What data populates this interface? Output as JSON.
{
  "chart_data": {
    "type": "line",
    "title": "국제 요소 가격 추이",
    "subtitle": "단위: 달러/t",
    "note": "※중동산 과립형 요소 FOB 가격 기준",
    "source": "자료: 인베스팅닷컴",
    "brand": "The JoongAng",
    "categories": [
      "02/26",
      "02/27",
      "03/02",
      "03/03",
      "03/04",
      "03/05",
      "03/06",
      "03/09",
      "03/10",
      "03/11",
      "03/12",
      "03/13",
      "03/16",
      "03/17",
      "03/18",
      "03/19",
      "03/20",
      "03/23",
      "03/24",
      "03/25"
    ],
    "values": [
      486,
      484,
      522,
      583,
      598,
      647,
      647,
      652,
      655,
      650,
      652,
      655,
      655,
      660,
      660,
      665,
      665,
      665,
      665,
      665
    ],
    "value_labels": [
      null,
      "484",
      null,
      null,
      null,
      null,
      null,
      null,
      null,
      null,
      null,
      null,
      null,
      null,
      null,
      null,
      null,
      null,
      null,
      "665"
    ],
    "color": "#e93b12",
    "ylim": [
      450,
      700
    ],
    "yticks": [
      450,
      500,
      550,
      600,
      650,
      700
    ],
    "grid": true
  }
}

§ What is expected: Retype the listing exactly, in full.

§ Worked solution:
What data populates this interface? Output as JSON.
{
  "chart_data": {
    "type": "line",
    "title": "국제 요소 가격 추이",
    "subtitle": "단위: 달러/t",
    "note": "※중동산 과립형 요소 FOB 가격 기준",
    "source": "자료: 인베스팅닷컴",
    "brand": "The JoongAng",
    "categories": [
      "02/26",
      "02/27",
      "03/02",
      "03/03",
      "03/04",
      "03/05",
      "03/06",
      "03/09",
      "03/10",
      "03/11",
      "03/12",
      "03/13",
      "03/16",
      "03/17",
      "03/18",
      "03/19",
      "03/20",
      "03/23",
      "03/24",
      "03/25"
    ],
    "values": [
      486,
      484,
      522,
      583,
      598,
      647,
      647,
      652,
      655,
      650,
      652,
      655,
      655,
      660,
      660,
      665,
      665,
      665,
      665,
      665
    ],
    "value_labels": [
      null,
      "484",
      null,
      null,
      null,
      null,
      null,
      null,
      null,
      null,
      null,
      null,
      null,
      null,
      null,
      null,
      null,
      null,
      null,
      "665"
    ],
    "color": "#e93b12",
    "ylim": [
      450,
      700
    ],
    "yticks": [
      450,
      500,
      550,
      600,
      650,
      700
    ],
    "grid": true
  }
}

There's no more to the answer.